> _Aim_: Output the items from the line with "- bar: [819, 44, 856, 226]" up to and including the line with "- bar: [357, 225, 394, 387]" as a JSON list of strings, one string per line, leaving out any blank lines.

> _Extracted entries_:
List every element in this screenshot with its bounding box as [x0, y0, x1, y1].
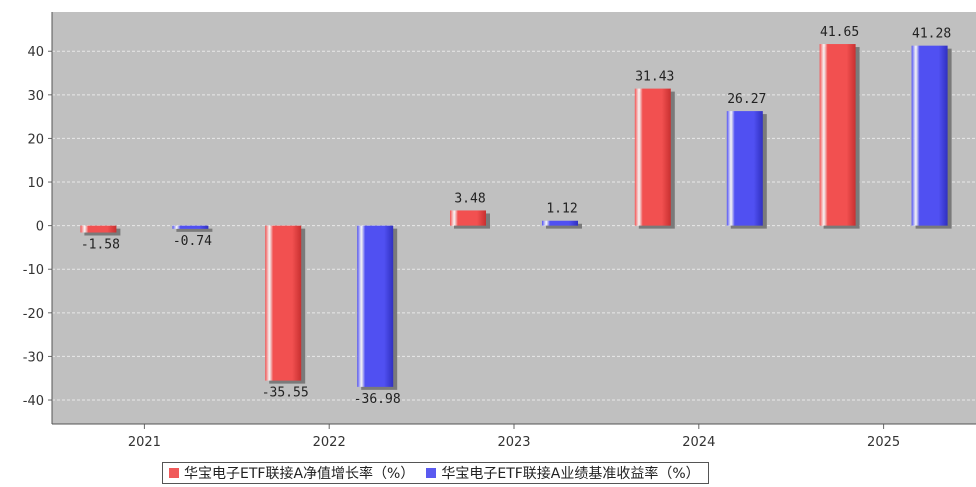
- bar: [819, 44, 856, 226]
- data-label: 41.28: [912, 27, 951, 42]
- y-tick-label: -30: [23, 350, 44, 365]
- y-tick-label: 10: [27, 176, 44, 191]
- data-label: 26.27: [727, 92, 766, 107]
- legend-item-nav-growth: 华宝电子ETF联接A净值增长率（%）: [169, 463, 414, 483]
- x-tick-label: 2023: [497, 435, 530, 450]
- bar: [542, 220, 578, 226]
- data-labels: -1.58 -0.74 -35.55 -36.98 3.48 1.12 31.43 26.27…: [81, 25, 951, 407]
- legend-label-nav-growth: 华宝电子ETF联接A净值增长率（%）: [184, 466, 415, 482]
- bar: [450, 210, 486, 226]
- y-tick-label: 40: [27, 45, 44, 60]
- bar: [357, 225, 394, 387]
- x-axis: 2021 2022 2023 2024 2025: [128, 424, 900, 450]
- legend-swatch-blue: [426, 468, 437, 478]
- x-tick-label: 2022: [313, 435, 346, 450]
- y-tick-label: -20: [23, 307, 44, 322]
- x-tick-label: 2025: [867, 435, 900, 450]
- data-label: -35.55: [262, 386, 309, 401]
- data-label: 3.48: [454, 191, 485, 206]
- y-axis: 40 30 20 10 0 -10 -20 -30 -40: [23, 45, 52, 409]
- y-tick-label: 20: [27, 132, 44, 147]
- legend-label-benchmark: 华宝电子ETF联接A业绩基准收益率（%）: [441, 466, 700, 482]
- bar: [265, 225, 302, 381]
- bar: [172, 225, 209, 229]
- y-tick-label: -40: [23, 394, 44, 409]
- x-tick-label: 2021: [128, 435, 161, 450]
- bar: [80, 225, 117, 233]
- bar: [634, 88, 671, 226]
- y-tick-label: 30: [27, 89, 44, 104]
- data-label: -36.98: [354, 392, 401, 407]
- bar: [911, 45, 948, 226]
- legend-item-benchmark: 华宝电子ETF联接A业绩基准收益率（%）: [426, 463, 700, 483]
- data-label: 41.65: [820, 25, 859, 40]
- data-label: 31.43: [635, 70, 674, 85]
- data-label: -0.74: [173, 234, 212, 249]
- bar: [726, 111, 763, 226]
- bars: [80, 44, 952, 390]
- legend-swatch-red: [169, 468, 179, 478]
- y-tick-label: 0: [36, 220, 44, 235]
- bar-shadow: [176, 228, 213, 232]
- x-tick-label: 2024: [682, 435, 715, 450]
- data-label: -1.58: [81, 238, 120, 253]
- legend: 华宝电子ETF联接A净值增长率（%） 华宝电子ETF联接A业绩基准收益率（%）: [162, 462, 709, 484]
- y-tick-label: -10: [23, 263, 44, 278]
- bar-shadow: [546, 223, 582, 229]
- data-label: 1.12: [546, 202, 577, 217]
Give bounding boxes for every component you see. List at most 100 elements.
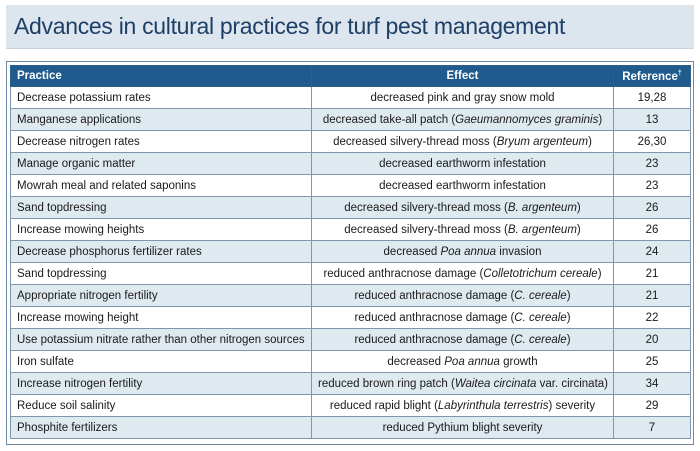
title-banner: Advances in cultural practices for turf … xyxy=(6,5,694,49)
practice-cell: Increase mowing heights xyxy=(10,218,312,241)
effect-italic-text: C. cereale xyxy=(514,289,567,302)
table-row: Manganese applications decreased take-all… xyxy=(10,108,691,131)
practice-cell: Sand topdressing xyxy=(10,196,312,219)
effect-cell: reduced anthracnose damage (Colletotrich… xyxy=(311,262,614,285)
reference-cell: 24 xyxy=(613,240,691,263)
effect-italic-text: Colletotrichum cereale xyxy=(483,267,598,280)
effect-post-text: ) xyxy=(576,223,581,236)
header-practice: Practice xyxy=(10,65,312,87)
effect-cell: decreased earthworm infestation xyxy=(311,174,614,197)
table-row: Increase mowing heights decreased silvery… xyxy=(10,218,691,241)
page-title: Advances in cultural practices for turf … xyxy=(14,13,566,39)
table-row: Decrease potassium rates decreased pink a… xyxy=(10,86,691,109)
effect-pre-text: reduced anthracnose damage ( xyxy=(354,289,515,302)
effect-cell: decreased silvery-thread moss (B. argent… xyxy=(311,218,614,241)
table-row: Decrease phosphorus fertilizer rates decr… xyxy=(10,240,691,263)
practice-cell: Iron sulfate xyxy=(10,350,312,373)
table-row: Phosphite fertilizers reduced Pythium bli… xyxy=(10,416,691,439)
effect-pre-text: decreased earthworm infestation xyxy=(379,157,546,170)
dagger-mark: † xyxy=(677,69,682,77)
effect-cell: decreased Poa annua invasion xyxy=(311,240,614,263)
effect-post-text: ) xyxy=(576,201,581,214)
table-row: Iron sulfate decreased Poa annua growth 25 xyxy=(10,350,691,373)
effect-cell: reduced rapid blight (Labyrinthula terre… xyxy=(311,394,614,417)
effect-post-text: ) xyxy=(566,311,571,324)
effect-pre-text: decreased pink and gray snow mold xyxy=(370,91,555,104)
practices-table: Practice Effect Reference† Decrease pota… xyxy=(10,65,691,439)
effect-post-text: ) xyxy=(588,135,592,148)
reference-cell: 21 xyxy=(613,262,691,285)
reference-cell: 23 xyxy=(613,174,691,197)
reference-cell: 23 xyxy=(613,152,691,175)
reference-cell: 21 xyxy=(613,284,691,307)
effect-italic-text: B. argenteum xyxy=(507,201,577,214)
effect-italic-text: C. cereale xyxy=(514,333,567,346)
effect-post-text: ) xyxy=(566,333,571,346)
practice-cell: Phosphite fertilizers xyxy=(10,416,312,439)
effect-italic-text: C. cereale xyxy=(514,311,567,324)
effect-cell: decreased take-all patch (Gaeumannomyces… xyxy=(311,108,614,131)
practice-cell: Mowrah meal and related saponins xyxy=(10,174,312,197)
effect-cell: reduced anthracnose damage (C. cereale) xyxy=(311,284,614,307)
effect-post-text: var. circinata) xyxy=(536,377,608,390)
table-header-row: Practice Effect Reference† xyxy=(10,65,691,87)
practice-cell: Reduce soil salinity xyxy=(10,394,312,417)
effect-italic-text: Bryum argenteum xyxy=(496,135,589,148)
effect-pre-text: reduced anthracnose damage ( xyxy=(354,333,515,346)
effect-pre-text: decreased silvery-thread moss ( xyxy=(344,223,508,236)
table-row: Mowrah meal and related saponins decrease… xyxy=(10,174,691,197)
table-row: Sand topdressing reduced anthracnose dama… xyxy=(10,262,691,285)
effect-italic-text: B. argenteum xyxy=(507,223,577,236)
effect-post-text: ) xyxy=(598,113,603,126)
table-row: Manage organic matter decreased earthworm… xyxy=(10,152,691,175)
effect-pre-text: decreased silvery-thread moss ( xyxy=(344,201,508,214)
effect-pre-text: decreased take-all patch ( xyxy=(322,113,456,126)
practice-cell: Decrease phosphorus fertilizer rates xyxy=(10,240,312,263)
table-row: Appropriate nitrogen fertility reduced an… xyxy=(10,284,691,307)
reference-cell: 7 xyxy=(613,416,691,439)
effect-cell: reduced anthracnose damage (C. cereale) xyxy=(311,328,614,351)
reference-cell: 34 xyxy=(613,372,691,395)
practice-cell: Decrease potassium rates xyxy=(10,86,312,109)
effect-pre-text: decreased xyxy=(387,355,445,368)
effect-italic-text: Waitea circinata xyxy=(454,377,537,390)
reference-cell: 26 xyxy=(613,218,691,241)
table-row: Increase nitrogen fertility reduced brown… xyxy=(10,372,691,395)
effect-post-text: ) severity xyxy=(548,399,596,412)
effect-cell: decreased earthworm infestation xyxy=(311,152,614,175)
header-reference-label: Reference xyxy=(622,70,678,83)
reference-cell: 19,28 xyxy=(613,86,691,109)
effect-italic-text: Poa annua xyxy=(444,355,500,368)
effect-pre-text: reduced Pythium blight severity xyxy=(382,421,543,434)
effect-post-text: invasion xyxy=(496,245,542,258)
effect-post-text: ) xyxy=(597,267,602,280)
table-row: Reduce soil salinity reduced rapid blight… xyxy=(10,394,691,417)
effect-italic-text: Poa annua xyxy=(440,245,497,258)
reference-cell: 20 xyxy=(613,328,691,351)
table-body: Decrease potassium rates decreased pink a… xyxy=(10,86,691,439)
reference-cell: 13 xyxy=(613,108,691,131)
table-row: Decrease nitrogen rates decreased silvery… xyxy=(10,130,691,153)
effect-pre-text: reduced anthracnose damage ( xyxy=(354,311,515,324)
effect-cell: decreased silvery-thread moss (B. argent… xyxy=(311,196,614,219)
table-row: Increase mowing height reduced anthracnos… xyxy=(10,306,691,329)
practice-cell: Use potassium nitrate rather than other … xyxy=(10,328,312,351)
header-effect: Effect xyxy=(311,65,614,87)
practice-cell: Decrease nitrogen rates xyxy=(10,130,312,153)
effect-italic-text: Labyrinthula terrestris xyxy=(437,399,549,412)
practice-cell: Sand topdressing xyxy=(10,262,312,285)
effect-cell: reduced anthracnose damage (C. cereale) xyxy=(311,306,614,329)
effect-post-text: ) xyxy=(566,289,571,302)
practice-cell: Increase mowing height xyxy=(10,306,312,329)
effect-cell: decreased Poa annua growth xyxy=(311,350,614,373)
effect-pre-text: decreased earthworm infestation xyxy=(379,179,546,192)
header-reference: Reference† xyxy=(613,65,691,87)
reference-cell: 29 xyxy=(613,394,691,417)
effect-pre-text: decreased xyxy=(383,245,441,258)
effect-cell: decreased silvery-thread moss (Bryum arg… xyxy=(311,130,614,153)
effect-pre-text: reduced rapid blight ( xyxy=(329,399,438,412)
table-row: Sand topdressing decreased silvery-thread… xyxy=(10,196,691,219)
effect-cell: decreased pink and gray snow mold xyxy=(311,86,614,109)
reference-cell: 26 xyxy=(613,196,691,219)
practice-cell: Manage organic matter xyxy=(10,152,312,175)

==

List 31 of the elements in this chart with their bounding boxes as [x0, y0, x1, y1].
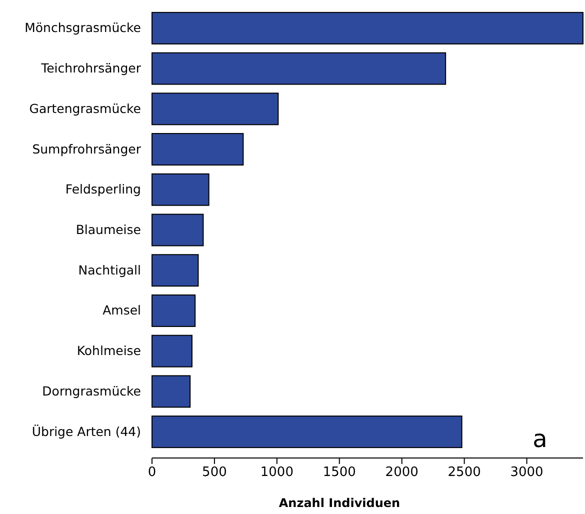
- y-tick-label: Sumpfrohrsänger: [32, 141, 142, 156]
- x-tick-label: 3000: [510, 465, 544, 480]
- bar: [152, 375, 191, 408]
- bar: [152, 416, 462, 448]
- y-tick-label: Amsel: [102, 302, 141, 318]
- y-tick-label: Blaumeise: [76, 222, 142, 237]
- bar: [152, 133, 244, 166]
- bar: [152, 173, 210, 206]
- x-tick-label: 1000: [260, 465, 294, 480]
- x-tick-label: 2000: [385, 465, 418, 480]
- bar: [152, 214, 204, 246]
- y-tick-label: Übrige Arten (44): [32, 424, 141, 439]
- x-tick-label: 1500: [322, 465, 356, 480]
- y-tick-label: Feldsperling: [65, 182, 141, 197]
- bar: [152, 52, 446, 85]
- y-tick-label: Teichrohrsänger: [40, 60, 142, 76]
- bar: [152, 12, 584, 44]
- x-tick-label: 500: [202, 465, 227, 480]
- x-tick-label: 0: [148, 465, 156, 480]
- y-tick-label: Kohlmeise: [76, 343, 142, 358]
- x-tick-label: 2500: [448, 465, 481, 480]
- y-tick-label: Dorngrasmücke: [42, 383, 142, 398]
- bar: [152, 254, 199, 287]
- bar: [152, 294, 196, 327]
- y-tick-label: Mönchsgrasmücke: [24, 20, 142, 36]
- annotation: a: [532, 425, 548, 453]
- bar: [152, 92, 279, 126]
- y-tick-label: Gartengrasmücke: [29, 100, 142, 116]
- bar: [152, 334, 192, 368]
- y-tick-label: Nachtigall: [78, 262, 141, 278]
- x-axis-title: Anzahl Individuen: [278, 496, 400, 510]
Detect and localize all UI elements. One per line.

> _Result of this task_:
[
  "- bar: [819, 44, 856, 226]",
  "- data-label: 41.28: [912, 27, 951, 42]",
  "- y-tick-label: -30: [23, 350, 44, 365]",
  "- y-tick-label: 10: [27, 176, 44, 191]",
  "- data-label: 26.27: [727, 92, 766, 107]",
  "- legend-item-nav-growth: 华宝电子ETF联接A净值增长率（%）: [169, 463, 414, 483]",
  "- x-tick-label: 2023: [497, 435, 530, 450]",
  "- bar: [542, 220, 578, 226]",
  "- data-labels: -1.58 -0.74 -35.55 -36.98 3.48 1.12 31.43 26.27…: [81, 25, 951, 407]",
  "- legend-label-nav-growth: 华宝电子ETF联接A净值增长率（%）: [184, 466, 415, 482]",
  "- bar: [450, 210, 486, 226]",
  "- y-tick-label: 40: [27, 45, 44, 60]",
  "- bar: [357, 225, 394, 387]"
]